[TASK]
Rewrite the rows from the line with "y-tick-label: 0.8 bbox=[41, 104, 58, 118]" to the line with "x-tick-label: 740 bbox=[643, 465, 664, 479]", changing "Ambient" to "Daylight" and leaving everything else the same.
####
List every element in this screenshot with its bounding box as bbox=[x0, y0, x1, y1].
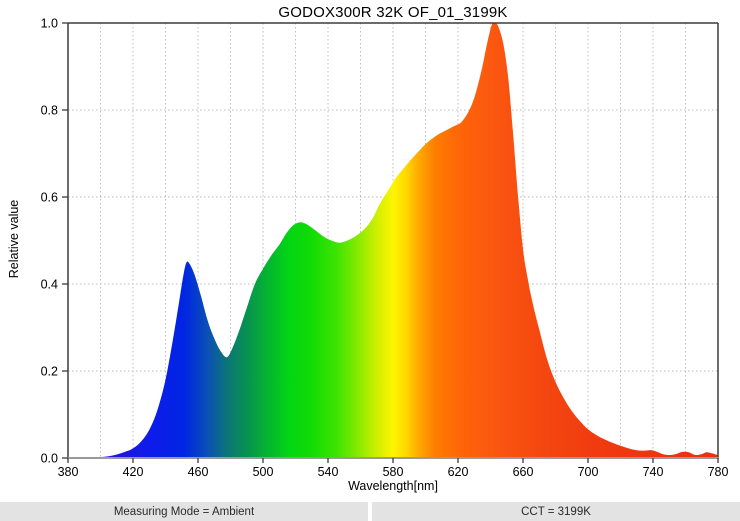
y-tick-label: 0.8 bbox=[41, 104, 58, 118]
status-bar: Measuring Mode = Ambient CCT = 3199K bbox=[0, 502, 740, 521]
y-tick-label: 0.2 bbox=[41, 365, 58, 379]
x-tick-label: 420 bbox=[123, 465, 144, 479]
x-tick-label: 620 bbox=[448, 465, 469, 479]
x-tick-label: 540 bbox=[318, 465, 339, 479]
x-axis-title: Wavelength[nm] bbox=[348, 479, 438, 493]
chart-title: GODOX300R 32K OF_01_3199K bbox=[278, 4, 508, 21]
x-tick-label: 740 bbox=[643, 465, 664, 479]
x-tick-label: 700 bbox=[578, 465, 599, 479]
cct-badge: CCT = 3199K bbox=[372, 502, 740, 521]
x-tick-label: 380 bbox=[58, 465, 79, 479]
x-tick-label: 500 bbox=[253, 465, 274, 479]
y-axis-title: Relative value bbox=[7, 199, 21, 279]
spectral-power-area bbox=[68, 23, 718, 458]
x-tick-label: 580 bbox=[383, 465, 404, 479]
x-tick-label: 460 bbox=[188, 465, 209, 479]
y-tick-label: 1.0 bbox=[41, 17, 58, 31]
y-tick-label: 0.6 bbox=[41, 191, 58, 205]
x-tick-label: 660 bbox=[513, 465, 534, 479]
x-tick-label: 780 bbox=[708, 465, 729, 479]
measuring-mode-badge: Measuring Mode = Ambient bbox=[0, 502, 368, 521]
y-tick-label: 0.0 bbox=[41, 452, 58, 466]
y-tick-label: 0.4 bbox=[41, 278, 58, 292]
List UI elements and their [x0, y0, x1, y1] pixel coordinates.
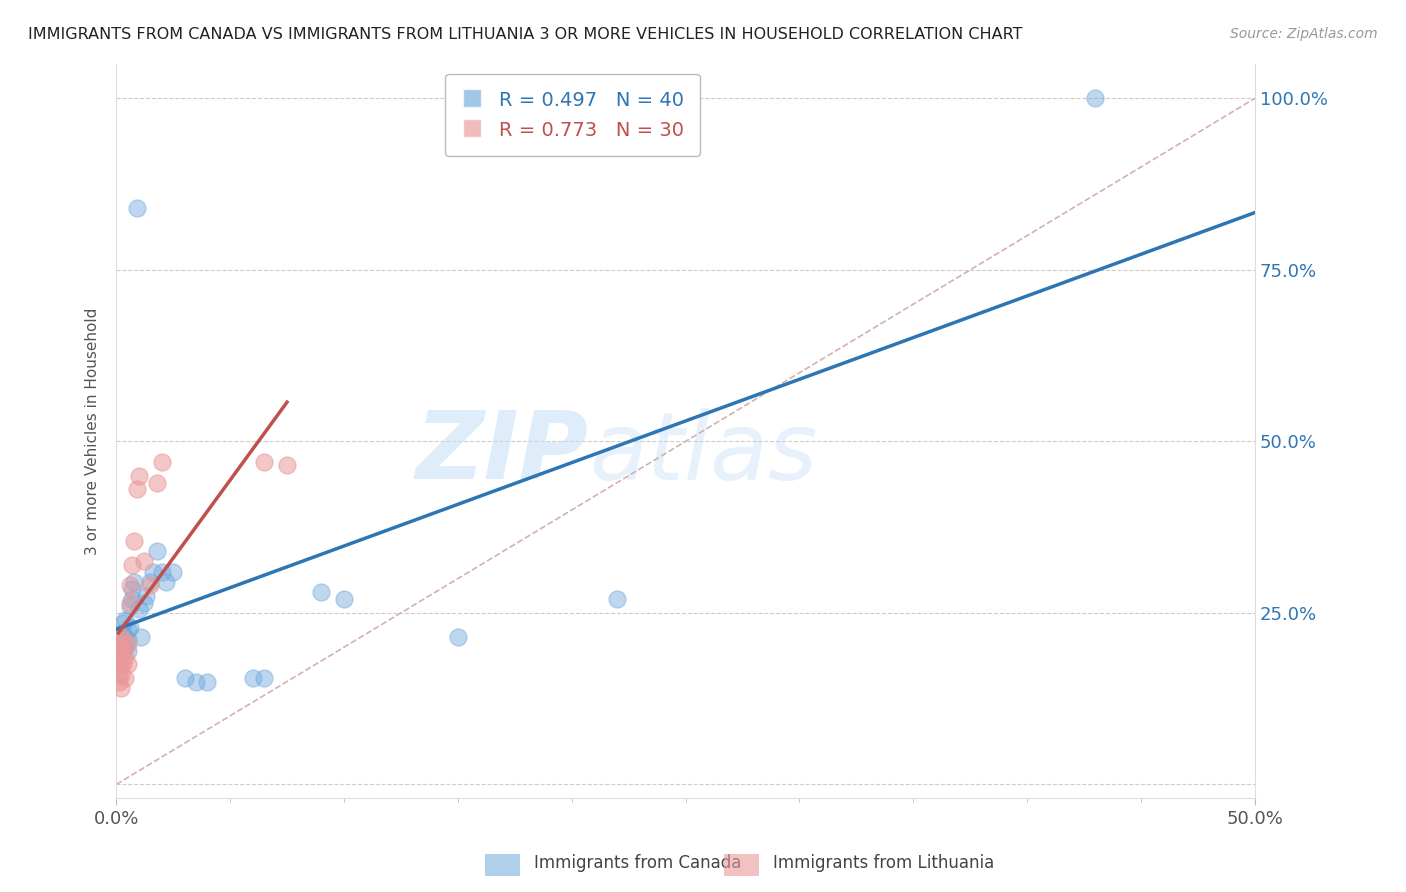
Text: ZIP: ZIP [416, 407, 589, 500]
Point [124, 533, 146, 548]
Point [107, 630, 129, 644]
Point [110, 643, 132, 657]
Point [121, 592, 143, 607]
Point [132, 596, 155, 610]
Text: Immigrants from Lithuania: Immigrants from Lithuania [773, 855, 994, 872]
Point [606, 592, 628, 607]
Point [114, 650, 136, 665]
Point [112, 633, 135, 648]
Point [107, 650, 129, 665]
Point [150, 565, 173, 579]
Point [146, 475, 169, 490]
Point [128, 602, 150, 616]
Point [117, 633, 139, 648]
Point [309, 585, 332, 599]
Point [114, 630, 136, 644]
Point [184, 674, 207, 689]
Point [117, 657, 139, 672]
Point [121, 582, 143, 596]
Point [118, 578, 141, 592]
Point [107, 643, 129, 657]
Point [110, 681, 132, 696]
Point [110, 667, 132, 681]
Point [114, 671, 136, 685]
Point [107, 637, 129, 651]
Point [253, 455, 276, 469]
Point [162, 565, 184, 579]
Text: Immigrants from Canada: Immigrants from Canada [534, 855, 741, 872]
Point [142, 565, 165, 579]
Point [132, 554, 155, 568]
Point [139, 574, 162, 589]
Point [110, 633, 132, 648]
Legend: R = 0.497   N = 40, R = 0.773   N = 30: R = 0.497 N = 40, R = 0.773 N = 30 [444, 74, 700, 156]
Point [125, 201, 148, 215]
Point [118, 619, 141, 633]
Point [242, 671, 264, 685]
Point [110, 630, 132, 644]
Point [195, 674, 218, 689]
Point [112, 657, 135, 672]
Point [276, 458, 298, 473]
Point [447, 630, 470, 644]
Point [117, 623, 139, 637]
Point [135, 589, 157, 603]
Point [107, 667, 129, 681]
Point [114, 613, 136, 627]
Text: IMMIGRANTS FROM CANADA VS IMMIGRANTS FROM LITHUANIA 3 OR MORE VEHICLES IN HOUSEH: IMMIGRANTS FROM CANADA VS IMMIGRANTS FRO… [28, 27, 1022, 42]
Point [118, 599, 141, 613]
Point [110, 626, 132, 640]
Point [150, 455, 173, 469]
Point [155, 574, 177, 589]
Point [173, 671, 195, 685]
Point [112, 643, 135, 657]
Point [110, 643, 132, 657]
Point [112, 616, 135, 631]
Point [146, 544, 169, 558]
Point [107, 640, 129, 655]
Point [110, 657, 132, 672]
Point [107, 674, 129, 689]
Point [253, 671, 276, 685]
Point [1084, 91, 1107, 105]
Point [112, 643, 135, 657]
Point [107, 657, 129, 672]
Point [112, 626, 135, 640]
Point [114, 640, 136, 655]
Point [121, 558, 143, 572]
Point [128, 468, 150, 483]
Point [139, 578, 162, 592]
Text: Source: ZipAtlas.com: Source: ZipAtlas.com [1230, 27, 1378, 41]
Point [333, 592, 356, 607]
Point [118, 596, 141, 610]
Point [125, 483, 148, 497]
Point [124, 574, 146, 589]
Text: atlas: atlas [589, 408, 817, 499]
Point [131, 630, 153, 644]
Point [117, 637, 139, 651]
Point [117, 643, 139, 657]
Y-axis label: 3 or more Vehicles in Household: 3 or more Vehicles in Household [86, 308, 100, 555]
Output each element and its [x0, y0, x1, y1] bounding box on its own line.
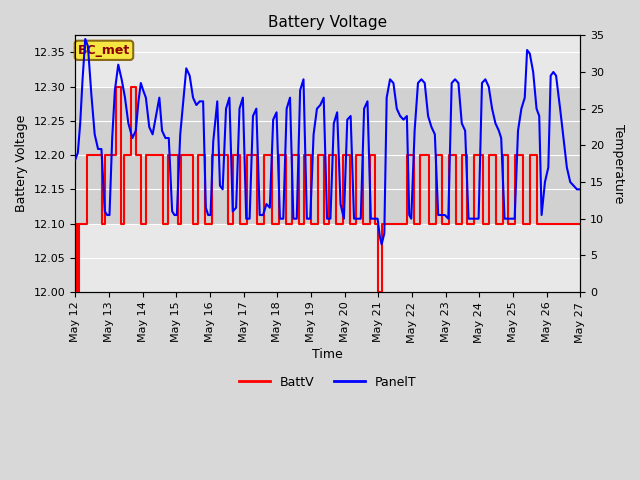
Text: BC_met: BC_met: [78, 44, 130, 57]
Y-axis label: Battery Voltage: Battery Voltage: [15, 115, 28, 212]
Bar: [75, 87, 580, 224]
Y-axis label: Temperature: Temperature: [612, 124, 625, 204]
X-axis label: Time: Time: [312, 348, 343, 361]
Title: Battery Voltage: Battery Voltage: [268, 15, 387, 30]
Legend: BattV, PanelT: BattV, PanelT: [234, 371, 422, 394]
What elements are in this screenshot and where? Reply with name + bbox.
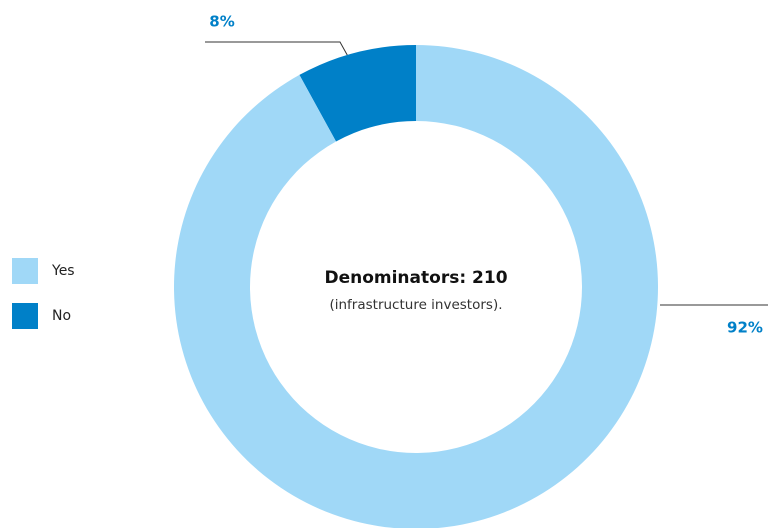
legend-swatch (12, 303, 38, 329)
legend-label: Yes (51, 263, 75, 279)
legend-swatch (12, 258, 38, 284)
center-title: Denominators: 210 (324, 268, 507, 288)
legend-label: No (52, 308, 71, 324)
donut-segment (299, 45, 416, 142)
value-label: 92% (727, 319, 763, 337)
leader-line (205, 41, 351, 61)
center-subtitle: (infrastructure investors). (329, 297, 502, 313)
donut-segment (174, 45, 658, 530)
value-label: 8% (209, 13, 234, 31)
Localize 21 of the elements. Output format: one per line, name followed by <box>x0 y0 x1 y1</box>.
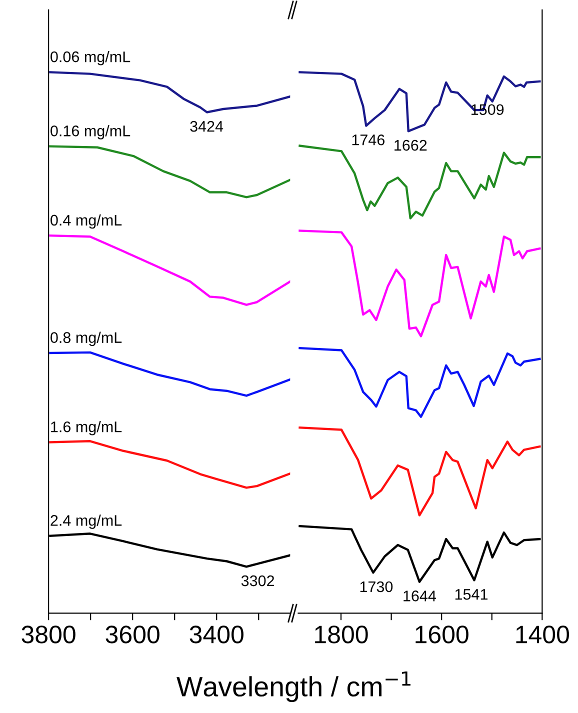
series-label: 0.06 mg/mL <box>50 51 130 66</box>
series-label: 0.16 mg/mL <box>50 125 130 140</box>
x-tick-label: 1800 <box>315 626 368 644</box>
annotation: 1509 <box>472 104 504 116</box>
x-tick-label: 3400 <box>190 626 244 644</box>
x-tick-label: 1600 <box>416 626 468 644</box>
x-axis-title: Wavelength / cm$^{−1}$ <box>176 671 410 702</box>
x-tick-label: 3800 <box>22 626 76 644</box>
series-label: 1.6 mg/mL <box>51 421 122 436</box>
annotation: 1644 <box>404 590 436 602</box>
annotation: 3424 <box>190 120 224 132</box>
series-label: 0.4 mg/mL <box>50 214 122 229</box>
annotation: 1541 <box>455 589 488 600</box>
x-tick-label: 3600 <box>106 626 160 644</box>
x-tick-label: 1400 <box>516 626 569 644</box>
annotation: 3302 <box>241 575 274 586</box>
annotation: 1662 <box>394 140 427 151</box>
annotation: 1730 <box>360 581 393 592</box>
series-label: 0.8 mg/mL <box>50 332 122 346</box>
series-label: 2.4 mg/mL <box>50 514 122 529</box>
annotation: 1746 <box>352 134 384 146</box>
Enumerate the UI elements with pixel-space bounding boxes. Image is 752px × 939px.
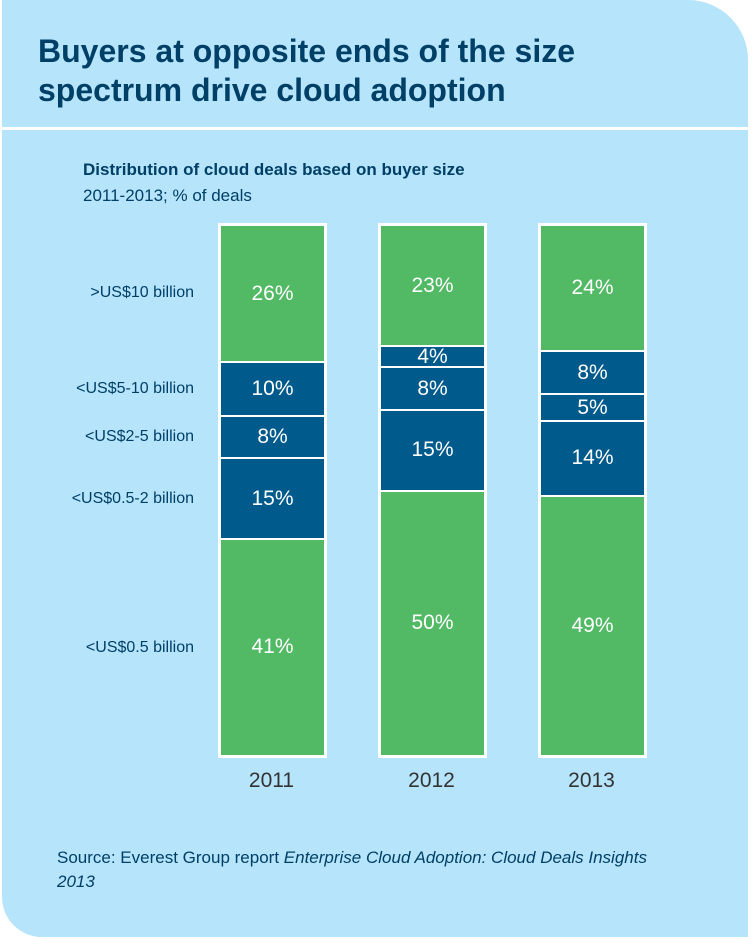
####
[FULL OUTPUT]
y-tick-label: 0.8 bbox=[41, 104, 58, 118]
status-bar: Measuring Mode = Daylight CCT = 3199K bbox=[0, 502, 740, 521]
y-tick-label: 0.2 bbox=[41, 365, 58, 379]
x-tick-label: 420 bbox=[123, 465, 144, 479]
x-tick-label: 620 bbox=[448, 465, 469, 479]
x-tick-label: 540 bbox=[318, 465, 339, 479]
x-axis-title: Wavelength[nm] bbox=[348, 479, 438, 493]
chart-title: GODOX300R 32K OF_01_3199K bbox=[278, 4, 508, 21]
x-tick-label: 740 bbox=[643, 465, 664, 479]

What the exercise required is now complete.